GOAL OF THE EXERCISE = Present every line of the data below as a JSON list of strings, one string per line, and omit any blank lines.

--- START OF MATERIAL FOR THIS TASK ---

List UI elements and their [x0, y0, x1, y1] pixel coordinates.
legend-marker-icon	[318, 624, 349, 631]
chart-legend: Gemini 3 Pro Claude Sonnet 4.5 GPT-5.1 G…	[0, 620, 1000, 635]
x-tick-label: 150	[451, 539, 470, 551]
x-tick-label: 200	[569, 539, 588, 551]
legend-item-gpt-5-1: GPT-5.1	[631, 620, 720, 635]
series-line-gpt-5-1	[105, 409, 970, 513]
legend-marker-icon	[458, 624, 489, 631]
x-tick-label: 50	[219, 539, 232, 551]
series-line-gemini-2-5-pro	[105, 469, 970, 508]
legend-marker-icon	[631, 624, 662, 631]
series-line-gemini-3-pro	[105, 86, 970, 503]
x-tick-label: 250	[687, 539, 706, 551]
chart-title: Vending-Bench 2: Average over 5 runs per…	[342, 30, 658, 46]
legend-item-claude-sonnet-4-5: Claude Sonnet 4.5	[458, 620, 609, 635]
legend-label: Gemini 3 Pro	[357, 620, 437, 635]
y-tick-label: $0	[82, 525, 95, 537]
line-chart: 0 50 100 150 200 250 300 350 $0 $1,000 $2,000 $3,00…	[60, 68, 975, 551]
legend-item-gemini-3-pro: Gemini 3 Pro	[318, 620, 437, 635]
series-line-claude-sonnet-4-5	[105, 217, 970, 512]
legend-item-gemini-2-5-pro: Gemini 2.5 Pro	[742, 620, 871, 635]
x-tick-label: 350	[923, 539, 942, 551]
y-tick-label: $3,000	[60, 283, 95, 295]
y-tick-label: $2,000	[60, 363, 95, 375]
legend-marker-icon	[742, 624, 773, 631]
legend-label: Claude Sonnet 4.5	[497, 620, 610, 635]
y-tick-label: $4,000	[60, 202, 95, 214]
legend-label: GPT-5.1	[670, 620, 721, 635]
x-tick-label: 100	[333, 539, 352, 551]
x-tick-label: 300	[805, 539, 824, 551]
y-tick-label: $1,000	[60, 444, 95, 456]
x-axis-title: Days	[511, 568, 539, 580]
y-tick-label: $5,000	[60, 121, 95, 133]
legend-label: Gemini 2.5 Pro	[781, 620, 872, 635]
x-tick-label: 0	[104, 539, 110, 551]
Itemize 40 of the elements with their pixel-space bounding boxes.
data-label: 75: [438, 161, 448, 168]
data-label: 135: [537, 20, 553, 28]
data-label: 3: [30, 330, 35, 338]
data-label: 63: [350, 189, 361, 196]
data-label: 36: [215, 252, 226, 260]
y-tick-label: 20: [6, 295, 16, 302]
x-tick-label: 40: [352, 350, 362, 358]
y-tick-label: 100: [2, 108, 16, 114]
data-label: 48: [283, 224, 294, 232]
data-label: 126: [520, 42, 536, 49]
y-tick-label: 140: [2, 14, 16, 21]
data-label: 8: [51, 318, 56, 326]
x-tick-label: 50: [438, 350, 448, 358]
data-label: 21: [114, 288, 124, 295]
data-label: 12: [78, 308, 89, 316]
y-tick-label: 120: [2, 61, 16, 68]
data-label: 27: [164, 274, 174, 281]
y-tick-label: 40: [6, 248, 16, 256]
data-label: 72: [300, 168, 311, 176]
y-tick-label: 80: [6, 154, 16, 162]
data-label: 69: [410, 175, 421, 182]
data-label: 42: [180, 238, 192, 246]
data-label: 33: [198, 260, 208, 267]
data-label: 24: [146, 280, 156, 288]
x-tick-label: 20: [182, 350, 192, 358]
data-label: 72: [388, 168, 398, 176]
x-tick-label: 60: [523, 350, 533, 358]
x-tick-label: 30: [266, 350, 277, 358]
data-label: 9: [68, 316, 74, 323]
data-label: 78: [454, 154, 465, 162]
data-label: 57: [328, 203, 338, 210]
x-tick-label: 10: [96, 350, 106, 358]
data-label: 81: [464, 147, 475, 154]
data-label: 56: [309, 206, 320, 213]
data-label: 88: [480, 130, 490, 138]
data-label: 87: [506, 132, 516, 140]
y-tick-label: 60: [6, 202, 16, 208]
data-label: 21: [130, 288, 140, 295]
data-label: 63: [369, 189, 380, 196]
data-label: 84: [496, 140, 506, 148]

--- END OF MATERIAL FOR THIS TASK ---

TASK RESPONSE =
[
  "List UI elements and their [x0, y0, x1, y1] pixel coordinates.",
  "legend-marker-icon\t[318, 624, 349, 631]",
  "chart-legend: Gemini 3 Pro Claude Sonnet 4.5 GPT-5.1 G…\t[0, 620, 1000, 635]",
  "x-tick-label: 150\t[451, 539, 470, 551]",
  "x-tick-label: 200\t[569, 539, 588, 551]",
  "legend-item-gpt-5-1: GPT-5.1\t[631, 620, 720, 635]",
  "series-line-gpt-5-1\t[105, 409, 970, 513]",
  "legend-marker-icon\t[458, 624, 489, 631]",
  "x-tick-label: 50\t[219, 539, 232, 551]",
  "series-line-gemini-2-5-pro\t[105, 469, 970, 508]",
  "legend-marker-icon\t[631, 624, 662, 631]",
  "series-line-gemini-3-pro\t[105, 86, 970, 503]",
  "x-tick-label: 250\t[687, 539, 706, 551]",
  "chart-title: Vending-Bench 2: Average over 5 runs per…\t[342, 30, 658, 46]",
  "legend-item-claude-sonnet-4-5: Claude Sonnet 4.5\t[458, 620, 609, 635]",
  "legend-label: Gemini 3 Pro\t[357, 620, 437, 635]",
  "y-tick-label: $0\t[82, 525, 95, 537]",
  "line-chart: 0 50 100 150 200 250 300 350 $0 $1,000 $2,000 $3,00…\t[60, 68, 975, 551]",
  "legend-item-gemini-3-pro: Gemini 3 Pro\t[318, 620, 437, 635]",
  "series-line-claude-sonnet-4-5\t[105, 217, 970, 512]",
  "legend-item-gemini-2-5-pro: Gemini 2.5 Pro\t[742, 620, 871, 635]",
  "x-tick-label: 350\t[923, 539, 942, 551]",
  "y-tick-label: $3,000\t[60, 283, 95, 295]",
  "y-tick-label: $2,000\t[60, 363, 95, 375]",
  "legend-marker-icon\t[742, 624, 773, 631]",
  "legend-label: Claude Sonnet 4.5\t[497, 620, 610, 635]",
  "y-tick-label: $4,000\t[60, 202, 95, 214]",
  "legend-label: GPT-5.1\t[670, 620, 721, 635]",
  "x-tick-label: 100\t[333, 539, 352, 551]",
  "x-tick-label: 300\t[805, 539, 824, 551]",
  "y-tick-label: $1,000\t[60, 444, 95, 456]",
  "x-axis-title: Days\t[511, 568, 539, 580]",
  "y-tick-label: $5,000\t[60, 121, 95, 133]",
  "legend-label: Gemini 2.5 Pro\t[781, 620, 872, 635]",
  "x-tick-label: 0\t[104, 539, 110, 551]",
  "Itemize 40 of the elements with their pixel-space bounding boxes.",
  "data-label: 75: [438, 161, 448, 168]",
  "data-label: 135: [537, 20, 553, 28]",
  "data-label: 3: [30, 330, 35, 338]",
  "data-label: 63: [350, 189, 361, 196]",
  "data-label: 36: [215, 252, 226, 260]",
  "y-tick-label: 20: [6, 295, 16, 302]",
  "x-tick-label: 40: [352, 350, 362, 358]",
  "y-tick-label: 100: [2, 108, 16, 114]",
  "data-label: 48: [283, 224, 294, 232]",
  "data-label: 126: [520, 42, 536, 49]",
  "y-tick-label: 140: [2, 14, 16, 21]",
  "data-label: 8: [51, 318, 56, 326]",
  "x-tick-label: 50: [438, 350, 448, 358]",
  "data-label: 21: [114, 288, 124, 295]",
  "data-label: 12: [78, 308, 89, 316]",
  "y-tick-label: 120: [2, 61, 16, 68]",
  "data-label: 27: [164, 274, 174, 281]",
  "y-tick-label: 40: [6, 248, 16, 256]",
  "data-label: 72: [300, 168, 311, 176]",
  "y-tick-label: 80: [6, 154, 16, 162]",
  "data-label: 69: [410, 175, 421, 182]",
  "data-label: 42: [180, 238, 192, 246]",
  "data-label: 33: [198, 260, 208, 267]",
  "data-label: 24: [146, 280, 156, 288]",
  "x-tick-label: 20: [182, 350, 192, 358]",
  "data-label: 72: [388, 168, 398, 176]",
  "x-tick-label: 60: [523, 350, 533, 358]",
  "x-tick-label: 30: [266, 350, 277, 358]",
  "data-label: 9: [68, 316, 74, 323]",
  "data-label: 78: [454, 154, 465, 162]",
  "data-label: 57: [328, 203, 338, 210]",
  "x-tick-label: 10: [96, 350, 106, 358]",
  "data-label: 81: [464, 147, 475, 154]",
  "data-label: 56: [309, 206, 320, 213]",
  "data-label: 88: [480, 130, 490, 138]",
  "data-label: 87: [506, 132, 516, 140]",
  "y-tick-label: 60: [6, 202, 16, 208]",
  "data-label: 21: [130, 288, 140, 295]",
  "data-label: 63: [369, 189, 380, 196]",
  "data-label: 84: [496, 140, 506, 148]"
]